#### [Set exercise]
Retype every line from the one containing "Extract the structured" through the last line of the records below, both included; leave out the pictures.

*** Data excerpts ***

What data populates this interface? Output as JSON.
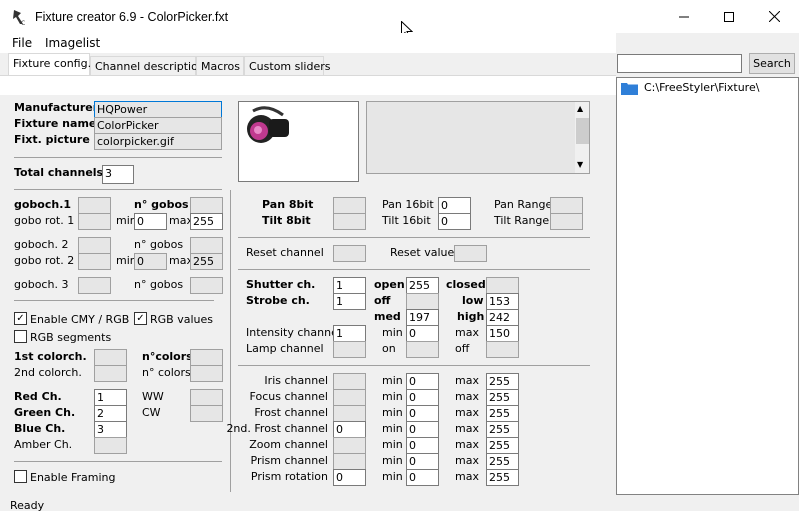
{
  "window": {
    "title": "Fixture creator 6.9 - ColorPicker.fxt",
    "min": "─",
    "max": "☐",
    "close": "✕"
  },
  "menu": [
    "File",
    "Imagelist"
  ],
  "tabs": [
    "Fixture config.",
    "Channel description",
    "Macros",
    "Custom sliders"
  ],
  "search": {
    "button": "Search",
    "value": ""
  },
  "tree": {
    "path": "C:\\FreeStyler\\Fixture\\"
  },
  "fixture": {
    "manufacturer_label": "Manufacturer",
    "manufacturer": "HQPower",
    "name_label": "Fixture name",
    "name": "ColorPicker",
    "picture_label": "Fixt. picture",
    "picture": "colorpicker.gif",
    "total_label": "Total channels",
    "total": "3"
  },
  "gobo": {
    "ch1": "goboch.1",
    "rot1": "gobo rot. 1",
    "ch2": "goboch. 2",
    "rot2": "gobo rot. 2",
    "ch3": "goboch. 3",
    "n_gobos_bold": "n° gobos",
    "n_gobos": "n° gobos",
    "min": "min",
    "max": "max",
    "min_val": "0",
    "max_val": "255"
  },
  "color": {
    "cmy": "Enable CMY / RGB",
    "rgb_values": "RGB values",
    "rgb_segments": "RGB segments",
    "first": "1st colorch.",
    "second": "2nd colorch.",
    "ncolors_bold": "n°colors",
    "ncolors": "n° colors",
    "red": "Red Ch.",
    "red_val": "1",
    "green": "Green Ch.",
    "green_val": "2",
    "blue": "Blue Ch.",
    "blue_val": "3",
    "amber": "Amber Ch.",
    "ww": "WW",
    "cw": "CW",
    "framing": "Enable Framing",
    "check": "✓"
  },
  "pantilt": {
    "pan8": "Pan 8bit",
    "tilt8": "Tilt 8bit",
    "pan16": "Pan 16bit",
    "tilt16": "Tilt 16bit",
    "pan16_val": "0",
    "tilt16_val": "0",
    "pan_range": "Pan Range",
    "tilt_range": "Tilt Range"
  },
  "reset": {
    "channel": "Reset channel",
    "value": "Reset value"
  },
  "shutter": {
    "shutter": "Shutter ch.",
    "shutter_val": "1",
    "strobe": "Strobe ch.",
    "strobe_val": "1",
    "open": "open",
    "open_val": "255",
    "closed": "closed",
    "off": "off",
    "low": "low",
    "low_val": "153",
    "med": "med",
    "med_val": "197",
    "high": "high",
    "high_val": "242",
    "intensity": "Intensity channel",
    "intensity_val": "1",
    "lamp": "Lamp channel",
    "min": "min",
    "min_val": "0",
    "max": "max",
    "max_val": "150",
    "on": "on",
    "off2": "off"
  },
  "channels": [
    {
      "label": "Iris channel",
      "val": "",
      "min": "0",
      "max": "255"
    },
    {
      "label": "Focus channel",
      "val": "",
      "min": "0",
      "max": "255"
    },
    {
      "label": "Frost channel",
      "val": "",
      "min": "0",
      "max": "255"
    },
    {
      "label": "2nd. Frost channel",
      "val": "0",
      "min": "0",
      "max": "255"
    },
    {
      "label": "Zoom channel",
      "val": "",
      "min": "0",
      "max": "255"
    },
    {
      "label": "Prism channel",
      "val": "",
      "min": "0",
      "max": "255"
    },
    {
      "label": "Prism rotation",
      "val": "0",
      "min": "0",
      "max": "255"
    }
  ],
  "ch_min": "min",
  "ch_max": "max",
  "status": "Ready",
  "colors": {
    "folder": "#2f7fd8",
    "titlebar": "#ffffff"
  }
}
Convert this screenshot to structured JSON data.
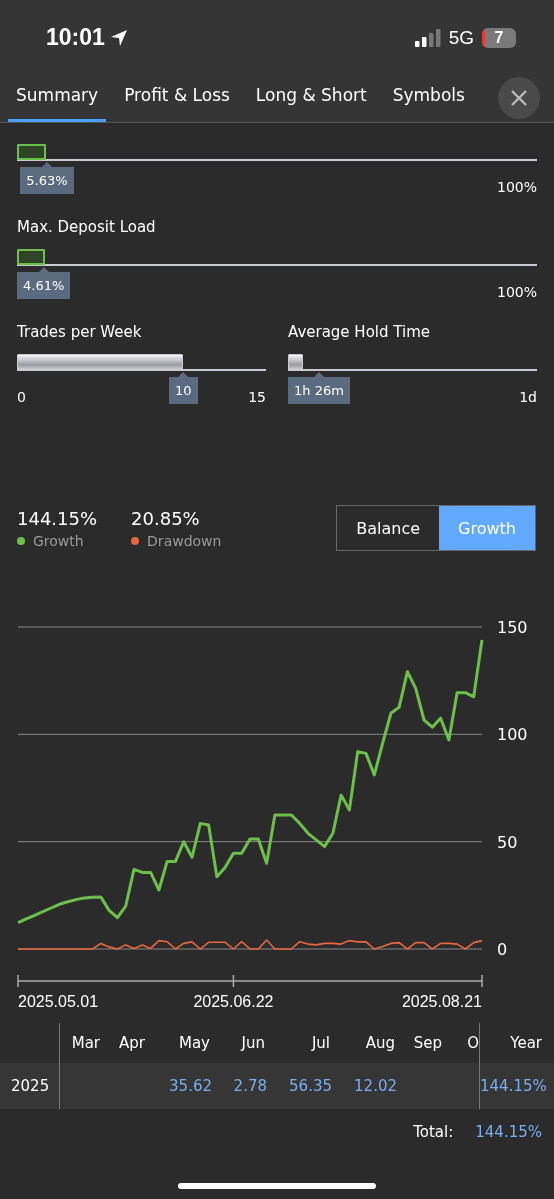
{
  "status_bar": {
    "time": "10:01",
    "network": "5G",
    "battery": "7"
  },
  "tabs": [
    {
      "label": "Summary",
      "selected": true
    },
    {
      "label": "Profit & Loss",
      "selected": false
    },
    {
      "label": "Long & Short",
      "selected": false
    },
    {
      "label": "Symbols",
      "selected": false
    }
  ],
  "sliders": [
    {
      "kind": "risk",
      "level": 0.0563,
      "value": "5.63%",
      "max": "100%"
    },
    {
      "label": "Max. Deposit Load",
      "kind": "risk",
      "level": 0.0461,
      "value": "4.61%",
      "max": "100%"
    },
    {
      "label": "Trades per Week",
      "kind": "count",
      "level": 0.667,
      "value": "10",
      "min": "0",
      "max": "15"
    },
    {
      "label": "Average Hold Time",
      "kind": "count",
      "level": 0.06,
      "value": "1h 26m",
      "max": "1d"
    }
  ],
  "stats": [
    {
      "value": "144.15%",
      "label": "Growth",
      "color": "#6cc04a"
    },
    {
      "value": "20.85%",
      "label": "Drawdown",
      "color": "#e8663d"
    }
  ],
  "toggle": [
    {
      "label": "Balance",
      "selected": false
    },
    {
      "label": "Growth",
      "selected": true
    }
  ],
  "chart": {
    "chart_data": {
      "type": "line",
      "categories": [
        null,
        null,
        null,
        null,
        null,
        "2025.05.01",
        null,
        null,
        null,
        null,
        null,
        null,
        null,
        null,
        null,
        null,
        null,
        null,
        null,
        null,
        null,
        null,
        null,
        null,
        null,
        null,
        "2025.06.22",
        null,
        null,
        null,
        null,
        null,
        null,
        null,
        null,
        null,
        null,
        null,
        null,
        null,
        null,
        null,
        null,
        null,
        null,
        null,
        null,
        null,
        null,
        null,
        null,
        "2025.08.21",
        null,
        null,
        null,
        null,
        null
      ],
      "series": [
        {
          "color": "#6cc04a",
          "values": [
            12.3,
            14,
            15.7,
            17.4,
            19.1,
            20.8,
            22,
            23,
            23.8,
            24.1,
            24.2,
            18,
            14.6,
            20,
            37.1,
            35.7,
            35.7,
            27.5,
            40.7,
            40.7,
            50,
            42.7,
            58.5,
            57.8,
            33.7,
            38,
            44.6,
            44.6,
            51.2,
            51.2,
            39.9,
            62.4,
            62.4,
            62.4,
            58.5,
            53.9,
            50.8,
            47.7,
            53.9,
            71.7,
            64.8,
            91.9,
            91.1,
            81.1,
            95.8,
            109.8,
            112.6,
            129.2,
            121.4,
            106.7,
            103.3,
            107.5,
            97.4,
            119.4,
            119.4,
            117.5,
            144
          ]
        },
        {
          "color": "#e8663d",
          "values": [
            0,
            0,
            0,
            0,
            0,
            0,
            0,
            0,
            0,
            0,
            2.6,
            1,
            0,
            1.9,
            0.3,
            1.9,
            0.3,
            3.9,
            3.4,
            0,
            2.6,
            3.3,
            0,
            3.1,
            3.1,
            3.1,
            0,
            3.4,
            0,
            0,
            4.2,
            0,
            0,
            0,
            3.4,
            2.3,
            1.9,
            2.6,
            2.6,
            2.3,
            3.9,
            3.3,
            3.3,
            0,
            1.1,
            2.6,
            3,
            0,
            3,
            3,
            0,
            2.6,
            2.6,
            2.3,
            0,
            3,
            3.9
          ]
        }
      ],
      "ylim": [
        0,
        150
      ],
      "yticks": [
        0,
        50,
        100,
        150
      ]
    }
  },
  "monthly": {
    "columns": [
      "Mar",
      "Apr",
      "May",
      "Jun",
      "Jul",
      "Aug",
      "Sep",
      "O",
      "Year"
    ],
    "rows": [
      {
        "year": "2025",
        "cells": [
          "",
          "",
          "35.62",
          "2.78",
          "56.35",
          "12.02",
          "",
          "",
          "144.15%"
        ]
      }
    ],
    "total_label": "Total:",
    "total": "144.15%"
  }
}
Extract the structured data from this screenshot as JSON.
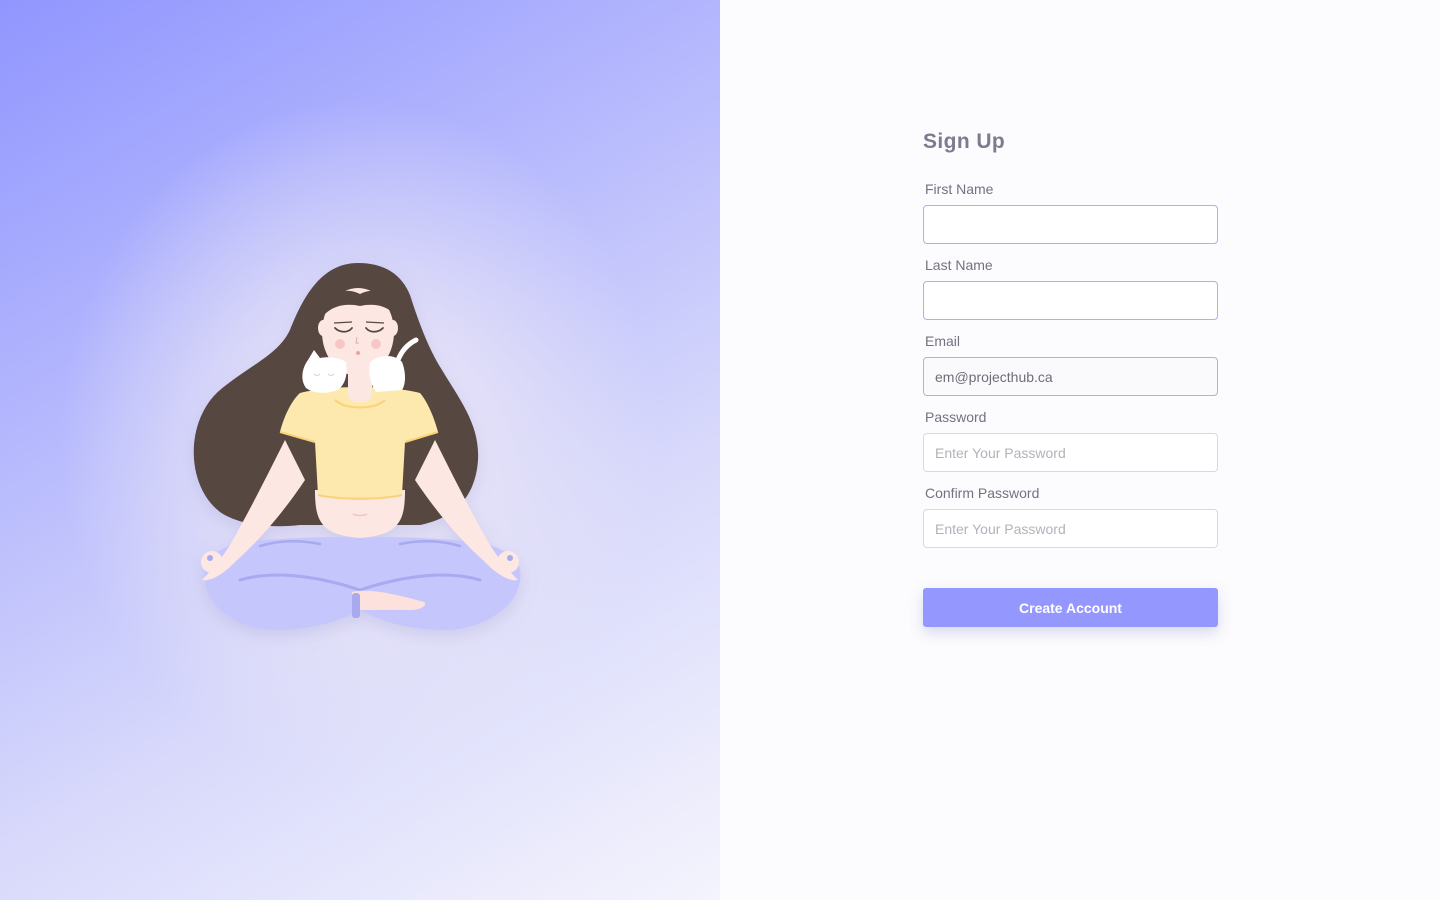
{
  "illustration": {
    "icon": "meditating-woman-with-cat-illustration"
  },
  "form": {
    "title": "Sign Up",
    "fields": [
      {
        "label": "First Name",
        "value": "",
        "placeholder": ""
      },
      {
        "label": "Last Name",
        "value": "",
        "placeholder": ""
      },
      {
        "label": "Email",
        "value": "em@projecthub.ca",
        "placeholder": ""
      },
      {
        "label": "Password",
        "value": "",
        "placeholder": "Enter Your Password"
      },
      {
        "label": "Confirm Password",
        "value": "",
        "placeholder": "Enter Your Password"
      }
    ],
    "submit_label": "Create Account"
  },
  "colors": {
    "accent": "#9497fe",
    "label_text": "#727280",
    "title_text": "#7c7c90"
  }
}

***

#### [Worked answer]
Extract the structured data from this screenshot as JSON.
{
  "illustration": {
    "icon": "meditating-woman-with-cat-illustration"
  },
  "form": {
    "title": "Sign Up",
    "fields": [
      {
        "label": "First Name",
        "value": "",
        "placeholder": ""
      },
      {
        "label": "Last Name",
        "value": "",
        "placeholder": ""
      },
      {
        "label": "Email",
        "value": "em@projecthub.ca",
        "placeholder": ""
      },
      {
        "label": "Password",
        "value": "",
        "placeholder": "Enter Your Password"
      },
      {
        "label": "Confirm Password",
        "value": "",
        "placeholder": "Enter Your Password"
      }
    ],
    "submit_label": "Create Account"
  },
  "colors": {
    "accent": "#9497fe",
    "label_text": "#727280",
    "title_text": "#7c7c90"
  }
}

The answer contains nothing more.